- TASK PROMPT:
Rename "bar-side" to "bar-edge" wherever it occurs in the records below, and reproduce every line with no other change.

——————————

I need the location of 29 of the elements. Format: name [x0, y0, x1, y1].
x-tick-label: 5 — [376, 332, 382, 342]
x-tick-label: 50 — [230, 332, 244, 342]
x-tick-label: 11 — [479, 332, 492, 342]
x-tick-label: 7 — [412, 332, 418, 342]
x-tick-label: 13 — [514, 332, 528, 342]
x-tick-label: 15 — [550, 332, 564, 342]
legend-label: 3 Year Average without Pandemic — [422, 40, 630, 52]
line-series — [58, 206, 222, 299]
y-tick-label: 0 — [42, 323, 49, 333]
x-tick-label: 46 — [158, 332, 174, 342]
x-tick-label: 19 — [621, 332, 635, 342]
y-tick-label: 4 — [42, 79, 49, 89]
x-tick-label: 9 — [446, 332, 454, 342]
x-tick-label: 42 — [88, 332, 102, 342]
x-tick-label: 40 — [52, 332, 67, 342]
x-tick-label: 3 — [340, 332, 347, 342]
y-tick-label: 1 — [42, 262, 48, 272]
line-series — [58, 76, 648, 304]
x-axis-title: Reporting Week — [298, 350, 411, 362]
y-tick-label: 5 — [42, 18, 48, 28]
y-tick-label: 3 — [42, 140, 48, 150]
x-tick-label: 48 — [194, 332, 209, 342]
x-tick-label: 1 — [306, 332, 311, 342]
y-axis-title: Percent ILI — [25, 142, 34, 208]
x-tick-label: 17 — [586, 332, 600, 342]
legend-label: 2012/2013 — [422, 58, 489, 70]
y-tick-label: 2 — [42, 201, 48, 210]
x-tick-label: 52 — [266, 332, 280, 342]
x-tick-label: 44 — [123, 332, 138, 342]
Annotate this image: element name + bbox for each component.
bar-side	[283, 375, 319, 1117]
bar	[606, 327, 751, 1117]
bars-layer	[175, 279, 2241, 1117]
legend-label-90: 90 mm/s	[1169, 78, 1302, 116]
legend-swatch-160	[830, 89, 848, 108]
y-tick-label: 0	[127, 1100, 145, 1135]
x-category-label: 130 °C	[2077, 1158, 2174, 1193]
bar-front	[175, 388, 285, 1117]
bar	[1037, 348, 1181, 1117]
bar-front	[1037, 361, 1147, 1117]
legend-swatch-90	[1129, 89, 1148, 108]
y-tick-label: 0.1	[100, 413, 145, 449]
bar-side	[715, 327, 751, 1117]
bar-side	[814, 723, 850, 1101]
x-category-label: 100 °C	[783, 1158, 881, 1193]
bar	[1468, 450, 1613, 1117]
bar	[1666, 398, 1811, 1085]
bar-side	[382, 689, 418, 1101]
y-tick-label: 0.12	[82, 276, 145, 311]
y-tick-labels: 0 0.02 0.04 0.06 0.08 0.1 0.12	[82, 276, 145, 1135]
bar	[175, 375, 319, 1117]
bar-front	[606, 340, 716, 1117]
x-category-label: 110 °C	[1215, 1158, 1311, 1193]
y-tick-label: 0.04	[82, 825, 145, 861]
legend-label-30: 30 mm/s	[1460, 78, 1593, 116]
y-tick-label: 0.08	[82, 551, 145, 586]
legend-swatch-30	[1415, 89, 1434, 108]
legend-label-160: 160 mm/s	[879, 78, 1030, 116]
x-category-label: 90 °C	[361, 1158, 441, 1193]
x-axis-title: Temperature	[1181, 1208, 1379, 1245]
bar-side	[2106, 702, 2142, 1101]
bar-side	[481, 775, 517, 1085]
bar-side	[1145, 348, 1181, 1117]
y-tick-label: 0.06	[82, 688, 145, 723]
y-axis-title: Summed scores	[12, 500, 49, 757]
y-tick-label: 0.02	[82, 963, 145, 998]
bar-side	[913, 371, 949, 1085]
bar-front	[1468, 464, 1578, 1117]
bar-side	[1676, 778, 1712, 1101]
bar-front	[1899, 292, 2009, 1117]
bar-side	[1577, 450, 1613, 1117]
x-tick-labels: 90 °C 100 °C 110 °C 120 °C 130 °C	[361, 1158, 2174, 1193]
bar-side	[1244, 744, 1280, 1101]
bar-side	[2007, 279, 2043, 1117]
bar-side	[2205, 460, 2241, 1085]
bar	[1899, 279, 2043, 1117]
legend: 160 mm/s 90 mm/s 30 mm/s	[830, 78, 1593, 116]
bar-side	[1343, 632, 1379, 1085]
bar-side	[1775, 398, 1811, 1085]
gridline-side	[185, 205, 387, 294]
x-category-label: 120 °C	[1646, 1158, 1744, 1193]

——————————

- COMPLETE OUTPUT:
I need the location of 29 of the elements. Format: name [x0, y0, x1, y1].
x-tick-label: 5 — [376, 332, 382, 342]
x-tick-label: 50 — [230, 332, 244, 342]
x-tick-label: 11 — [479, 332, 492, 342]
x-tick-label: 7 — [412, 332, 418, 342]
x-tick-label: 13 — [514, 332, 528, 342]
x-tick-label: 15 — [550, 332, 564, 342]
legend-label: 3 Year Average without Pandemic — [422, 40, 630, 52]
line-series — [58, 206, 222, 299]
y-tick-label: 0 — [42, 323, 49, 333]
x-tick-label: 46 — [158, 332, 174, 342]
x-tick-label: 19 — [621, 332, 635, 342]
y-tick-label: 4 — [42, 79, 49, 89]
x-tick-label: 9 — [446, 332, 454, 342]
x-tick-label: 42 — [88, 332, 102, 342]
x-tick-label: 40 — [52, 332, 67, 342]
x-tick-label: 3 — [340, 332, 347, 342]
y-tick-label: 1 — [42, 262, 48, 272]
line-series — [58, 76, 648, 304]
x-axis-title: Reporting Week — [298, 350, 411, 362]
y-tick-label: 5 — [42, 18, 48, 28]
y-tick-label: 3 — [42, 140, 48, 150]
x-tick-label: 48 — [194, 332, 209, 342]
x-tick-label: 1 — [306, 332, 311, 342]
y-axis-title: Percent ILI — [25, 142, 34, 208]
x-tick-label: 17 — [586, 332, 600, 342]
legend-label: 2012/2013 — [422, 58, 489, 70]
y-tick-label: 2 — [42, 201, 48, 210]
x-tick-label: 52 — [266, 332, 280, 342]
x-tick-label: 44 — [123, 332, 138, 342]
Annotate this image: element name + bbox for each component.
bar-edge	[283, 375, 319, 1117]
bar	[606, 327, 751, 1117]
bars-layer	[175, 279, 2241, 1117]
legend-label-90: 90 mm/s	[1169, 78, 1302, 116]
legend-swatch-160	[830, 89, 848, 108]
y-tick-label: 0	[127, 1100, 145, 1135]
x-category-label: 130 °C	[2077, 1158, 2174, 1193]
bar-front	[175, 388, 285, 1117]
bar	[1037, 348, 1181, 1117]
bar-front	[1037, 361, 1147, 1117]
legend-swatch-90	[1129, 89, 1148, 108]
y-tick-label: 0.1	[100, 413, 145, 449]
bar-edge	[715, 327, 751, 1117]
bar-edge	[814, 723, 850, 1101]
x-category-label: 100 °C	[783, 1158, 881, 1193]
bar	[1468, 450, 1613, 1117]
bar	[1666, 398, 1811, 1085]
bar-edge	[382, 689, 418, 1101]
y-tick-label: 0.12	[82, 276, 145, 311]
y-tick-labels: 0 0.02 0.04 0.06 0.08 0.1 0.12	[82, 276, 145, 1135]
bar	[175, 375, 319, 1117]
bar-front	[606, 340, 716, 1117]
x-category-label: 110 °C	[1215, 1158, 1311, 1193]
y-tick-label: 0.04	[82, 825, 145, 861]
legend-label-30: 30 mm/s	[1460, 78, 1593, 116]
y-tick-label: 0.08	[82, 551, 145, 586]
legend-swatch-30	[1415, 89, 1434, 108]
legend-label-160: 160 mm/s	[879, 78, 1030, 116]
x-category-label: 90 °C	[361, 1158, 441, 1193]
x-axis-title: Temperature	[1181, 1208, 1379, 1245]
bar-edge	[2106, 702, 2142, 1101]
bar-edge	[481, 775, 517, 1085]
bar-edge	[1145, 348, 1181, 1117]
y-tick-label: 0.06	[82, 688, 145, 723]
y-axis-title: Summed scores	[12, 500, 49, 757]
y-tick-label: 0.02	[82, 963, 145, 998]
bar-edge	[913, 371, 949, 1085]
bar-front	[1468, 464, 1578, 1117]
bar-edge	[1676, 778, 1712, 1101]
bar-front	[1899, 292, 2009, 1117]
bar-edge	[1577, 450, 1613, 1117]
x-tick-labels: 90 °C 100 °C 110 °C 120 °C 130 °C	[361, 1158, 2174, 1193]
bar-edge	[1244, 744, 1280, 1101]
bar-edge	[2007, 279, 2043, 1117]
bar-edge	[2205, 460, 2241, 1085]
bar	[1899, 279, 2043, 1117]
legend: 160 mm/s 90 mm/s 30 mm/s	[830, 78, 1593, 116]
bar-edge	[1343, 632, 1379, 1085]
bar-edge	[1775, 398, 1811, 1085]
gridline-side	[185, 205, 387, 294]
x-category-label: 120 °C	[1646, 1158, 1744, 1193]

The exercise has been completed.